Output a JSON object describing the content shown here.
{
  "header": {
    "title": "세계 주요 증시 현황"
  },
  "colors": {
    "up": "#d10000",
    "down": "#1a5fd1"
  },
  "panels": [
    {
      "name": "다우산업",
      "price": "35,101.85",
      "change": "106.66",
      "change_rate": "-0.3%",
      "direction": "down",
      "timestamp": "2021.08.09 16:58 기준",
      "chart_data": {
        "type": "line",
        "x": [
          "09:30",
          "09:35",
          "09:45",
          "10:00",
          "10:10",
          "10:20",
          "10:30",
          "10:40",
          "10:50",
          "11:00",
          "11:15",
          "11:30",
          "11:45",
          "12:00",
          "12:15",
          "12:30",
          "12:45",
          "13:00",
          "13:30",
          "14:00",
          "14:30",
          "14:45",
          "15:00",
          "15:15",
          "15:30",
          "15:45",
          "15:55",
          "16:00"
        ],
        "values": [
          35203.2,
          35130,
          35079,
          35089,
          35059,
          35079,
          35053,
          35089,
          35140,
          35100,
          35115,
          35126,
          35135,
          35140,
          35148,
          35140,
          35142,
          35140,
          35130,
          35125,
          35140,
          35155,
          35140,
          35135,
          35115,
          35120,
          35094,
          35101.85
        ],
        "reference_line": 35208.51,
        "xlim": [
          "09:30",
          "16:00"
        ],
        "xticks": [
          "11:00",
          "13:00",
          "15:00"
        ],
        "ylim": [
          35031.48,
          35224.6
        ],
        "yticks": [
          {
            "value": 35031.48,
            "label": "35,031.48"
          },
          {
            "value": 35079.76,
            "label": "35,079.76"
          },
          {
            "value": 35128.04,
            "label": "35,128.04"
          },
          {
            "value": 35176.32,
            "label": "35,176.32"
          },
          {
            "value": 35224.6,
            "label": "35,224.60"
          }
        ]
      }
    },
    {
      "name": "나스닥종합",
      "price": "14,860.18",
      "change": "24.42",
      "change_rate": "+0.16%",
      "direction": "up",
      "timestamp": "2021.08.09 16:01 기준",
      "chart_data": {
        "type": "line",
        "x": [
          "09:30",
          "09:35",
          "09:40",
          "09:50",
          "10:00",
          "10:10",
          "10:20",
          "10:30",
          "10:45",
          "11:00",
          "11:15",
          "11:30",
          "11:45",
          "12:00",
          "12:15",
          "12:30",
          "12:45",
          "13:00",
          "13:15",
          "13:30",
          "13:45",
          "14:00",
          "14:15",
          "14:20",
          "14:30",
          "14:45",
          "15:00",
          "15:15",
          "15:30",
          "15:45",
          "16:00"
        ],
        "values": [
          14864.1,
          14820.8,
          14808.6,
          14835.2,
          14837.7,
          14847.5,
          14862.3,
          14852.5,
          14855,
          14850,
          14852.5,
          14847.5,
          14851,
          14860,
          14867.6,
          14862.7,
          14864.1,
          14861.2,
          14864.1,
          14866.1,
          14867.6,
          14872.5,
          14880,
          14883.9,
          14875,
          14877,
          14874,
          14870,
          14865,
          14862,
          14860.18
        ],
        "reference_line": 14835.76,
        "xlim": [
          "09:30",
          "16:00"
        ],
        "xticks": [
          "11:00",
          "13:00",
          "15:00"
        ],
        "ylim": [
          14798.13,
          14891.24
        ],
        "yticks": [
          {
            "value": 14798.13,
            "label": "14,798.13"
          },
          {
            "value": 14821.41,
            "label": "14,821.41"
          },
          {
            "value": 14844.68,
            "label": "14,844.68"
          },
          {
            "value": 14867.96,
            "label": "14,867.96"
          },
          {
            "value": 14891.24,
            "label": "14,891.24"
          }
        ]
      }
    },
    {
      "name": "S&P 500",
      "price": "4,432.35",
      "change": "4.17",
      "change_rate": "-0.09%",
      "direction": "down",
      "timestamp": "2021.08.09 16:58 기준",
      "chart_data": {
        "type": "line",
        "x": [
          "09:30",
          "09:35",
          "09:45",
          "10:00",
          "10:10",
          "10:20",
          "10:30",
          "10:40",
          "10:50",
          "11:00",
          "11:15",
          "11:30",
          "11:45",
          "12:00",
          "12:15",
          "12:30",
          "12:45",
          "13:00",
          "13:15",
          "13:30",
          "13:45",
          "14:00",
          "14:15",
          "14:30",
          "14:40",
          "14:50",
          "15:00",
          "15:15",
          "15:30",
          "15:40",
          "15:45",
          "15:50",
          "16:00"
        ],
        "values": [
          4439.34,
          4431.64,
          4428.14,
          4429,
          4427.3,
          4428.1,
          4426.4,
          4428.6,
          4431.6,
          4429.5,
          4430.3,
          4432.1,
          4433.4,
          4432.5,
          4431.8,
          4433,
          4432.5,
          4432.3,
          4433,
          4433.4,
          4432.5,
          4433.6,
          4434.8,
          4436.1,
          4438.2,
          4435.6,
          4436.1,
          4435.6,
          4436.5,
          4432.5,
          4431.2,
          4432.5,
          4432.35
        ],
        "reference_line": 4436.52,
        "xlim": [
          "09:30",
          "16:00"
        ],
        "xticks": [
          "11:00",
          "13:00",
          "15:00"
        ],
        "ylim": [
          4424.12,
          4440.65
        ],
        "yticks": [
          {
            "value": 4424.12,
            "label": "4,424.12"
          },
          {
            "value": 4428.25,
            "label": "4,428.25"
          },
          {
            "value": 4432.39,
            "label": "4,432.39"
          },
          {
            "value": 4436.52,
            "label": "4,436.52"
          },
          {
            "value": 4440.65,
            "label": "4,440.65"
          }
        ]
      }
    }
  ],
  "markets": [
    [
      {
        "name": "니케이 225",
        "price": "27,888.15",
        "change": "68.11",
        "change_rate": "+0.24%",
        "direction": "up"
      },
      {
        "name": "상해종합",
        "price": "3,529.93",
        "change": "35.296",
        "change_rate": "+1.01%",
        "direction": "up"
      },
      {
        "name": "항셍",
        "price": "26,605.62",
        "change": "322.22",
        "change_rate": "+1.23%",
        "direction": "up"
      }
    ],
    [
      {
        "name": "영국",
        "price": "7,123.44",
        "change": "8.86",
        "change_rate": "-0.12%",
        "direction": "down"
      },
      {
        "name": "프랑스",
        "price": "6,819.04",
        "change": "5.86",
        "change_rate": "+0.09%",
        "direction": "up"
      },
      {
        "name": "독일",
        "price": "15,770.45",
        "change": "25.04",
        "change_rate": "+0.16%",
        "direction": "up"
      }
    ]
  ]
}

==========

- **WHAT YOU NEED TO DO**
Using the exact wording, write out all of the records.

- **THE REPLY**
Output a JSON object describing the content shown here.
{
  "header": {
    "title": "세계 주요 증시 현황"
  },
  "colors": {
    "up": "#d10000",
    "down": "#1a5fd1"
  },
  "panels": [
    {
      "name": "다우산업",
      "price": "35,101.85",
      "change": "106.66",
      "change_rate": "-0.3%",
      "direction": "down",
      "timestamp": "2021.08.09 16:58 기준",
      "chart_data": {
        "type": "line",
        "x": [
          "09:30",
          "09:35",
          "09:45",
          "10:00",
          "10:10",
          "10:20",
          "10:30",
          "10:40",
          "10:50",
          "11:00",
          "11:15",
          "11:30",
          "11:45",
          "12:00",
          "12:15",
          "12:30",
          "12:45",
          "13:00",
          "13:30",
          "14:00",
          "14:30",
          "14:45",
          "15:00",
          "15:15",
          "15:30",
          "15:45",
          "15:55",
          "16:00"
        ],
        "values": [
          35203.2,
          35130,
          35079,
          35089,
          35059,
          35079,
          35053,
          35089,
          35140,
          35100,
          35115,
          35126,
          35135,
          35140,
          35148,
          35140,
          35142,
          35140,
          35130,
          35125,
          35140,
          35155,
          35140,
          35135,
          35115,
          35120,
          35094,
          35101.85
        ],
        "reference_line": 35208.51,
        "xlim": [
          "09:30",
          "16:00"
        ],
        "xticks": [
          "11:00",
          "13:00",
          "15:00"
        ],
        "ylim": [
          35031.48,
          35224.6
        ],
        "yticks": [
          {
            "value": 35031.48,
            "label": "35,031.48"
          },
          {
            "value": 35079.76,
            "label": "35,079.76"
          },
          {
            "value": 35128.04,
            "label": "35,128.04"
          },
          {
            "value": 35176.32,
            "label": "35,176.32"
          },
          {
            "value": 35224.6,
            "label": "35,224.60"
          }
        ]
      }
    },
    {
      "name": "나스닥종합",
      "price": "14,860.18",
      "change": "24.42",
      "change_rate": "+0.16%",
      "direction": "up",
      "timestamp": "2021.08.09 16:01 기준",
      "chart_data": {
        "type": "line",
        "x": [
          "09:30",
          "09:35",
          "09:40",
          "09:50",
          "10:00",
          "10:10",
          "10:20",
          "10:30",
          "10:45",
          "11:00",
          "11:15",
          "11:30",
          "11:45",
          "12:00",
          "12:15",
          "12:30",
          "12:45",
          "13:00",
          "13:15",
          "13:30",
          "13:45",
          "14:00",
          "14:15",
          "14:20",
          "14:30",
          "14:45",
          "15:00",
          "15:15",
          "15:30",
          "15:45",
          "16:00"
        ],
        "values": [
          14864.1,
          14820.8,
          14808.6,
          14835.2,
          14837.7,
          14847.5,
          14862.3,
          14852.5,
          14855,
          14850,
          14852.5,
          14847.5,
          14851,
          14860,
          14867.6,
          14862.7,
          14864.1,
          14861.2,
          14864.1,
          14866.1,
          14867.6,
          14872.5,
          14880,
          14883.9,
          14875,
          14877,
          14874,
          14870,
          14865,
          14862,
          14860.18
        ],
        "reference_line": 14835.76,
        "xlim": [
          "09:30",
          "16:00"
        ],
        "xticks": [
          "11:00",
          "13:00",
          "15:00"
        ],
        "ylim": [
          14798.13,
          14891.24
        ],
        "yticks": [
          {
            "value": 14798.13,
            "label": "14,798.13"
          },
          {
            "value": 14821.41,
            "label": "14,821.41"
          },
          {
            "value": 14844.68,
            "label": "14,844.68"
          },
          {
            "value": 14867.96,
            "label": "14,867.96"
          },
          {
            "value": 14891.24,
            "label": "14,891.24"
          }
        ]
      }
    },
    {
      "name": "S&P 500",
      "price": "4,432.35",
      "change": "4.17",
      "change_rate": "-0.09%",
      "direction": "down",
      "timestamp": "2021.08.09 16:58 기준",
      "chart_data": {
        "type": "line",
        "x": [
          "09:30",
          "09:35",
          "09:45",
          "10:00",
          "10:10",
          "10:20",
          "10:30",
          "10:40",
          "10:50",
          "11:00",
          "11:15",
          "11:30",
          "11:45",
          "12:00",
          "12:15",
          "12:30",
          "12:45",
          "13:00",
          "13:15",
          "13:30",
          "13:45",
          "14:00",
          "14:15",
          "14:30",
          "14:40",
          "14:50",
          "15:00",
          "15:15",
          "15:30",
          "15:40",
          "15:45",
          "15:50",
          "16:00"
        ],
        "values": [
          4439.34,
          4431.64,
          4428.14,
          4429,
          4427.3,
          4428.1,
          4426.4,
          4428.6,
          4431.6,
          4429.5,
          4430.3,
          4432.1,
          4433.4,
          4432.5,
          4431.8,
          4433,
          4432.5,
          4432.3,
          4433,
          4433.4,
          4432.5,
          4433.6,
          4434.8,
          4436.1,
          4438.2,
          4435.6,
          4436.1,
          4435.6,
          4436.5,
          4432.5,
          4431.2,
          4432.5,
          4432.35
        ],
        "reference_line": 4436.52,
        "xlim": [
          "09:30",
          "16:00"
        ],
        "xticks": [
          "11:00",
          "13:00",
          "15:00"
        ],
        "ylim": [
          4424.12,
          4440.65
        ],
        "yticks": [
          {
            "value": 4424.12,
            "label": "4,424.12"
          },
          {
            "value": 4428.25,
            "label": "4,428.25"
          },
          {
            "value": 4432.39,
            "label": "4,432.39"
          },
          {
            "value": 4436.52,
            "label": "4,436.52"
          },
          {
            "value": 4440.65,
            "label": "4,440.65"
          }
        ]
      }
    }
  ],
  "markets": [
    [
      {
        "name": "니케이 225",
        "price": "27,888.15",
        "change": "68.11",
        "change_rate": "+0.24%",
        "direction": "up"
      },
      {
        "name": "상해종합",
        "price": "3,529.93",
        "change": "35.296",
        "change_rate": "+1.01%",
        "direction": "up"
      },
      {
        "name": "항셍",
        "price": "26,605.62",
        "change": "322.22",
        "change_rate": "+1.23%",
        "direction": "up"
      }
    ],
    [
      {
        "name": "영국",
        "price": "7,123.44",
        "change": "8.86",
        "change_rate": "-0.12%",
        "direction": "down"
      },
      {
        "name": "프랑스",
        "price": "6,819.04",
        "change": "5.86",
        "change_rate": "+0.09%",
        "direction": "up"
      },
      {
        "name": "독일",
        "price": "15,770.45",
        "change": "25.04",
        "change_rate": "+0.16%",
        "direction": "up"
      }
    ]
  ]
}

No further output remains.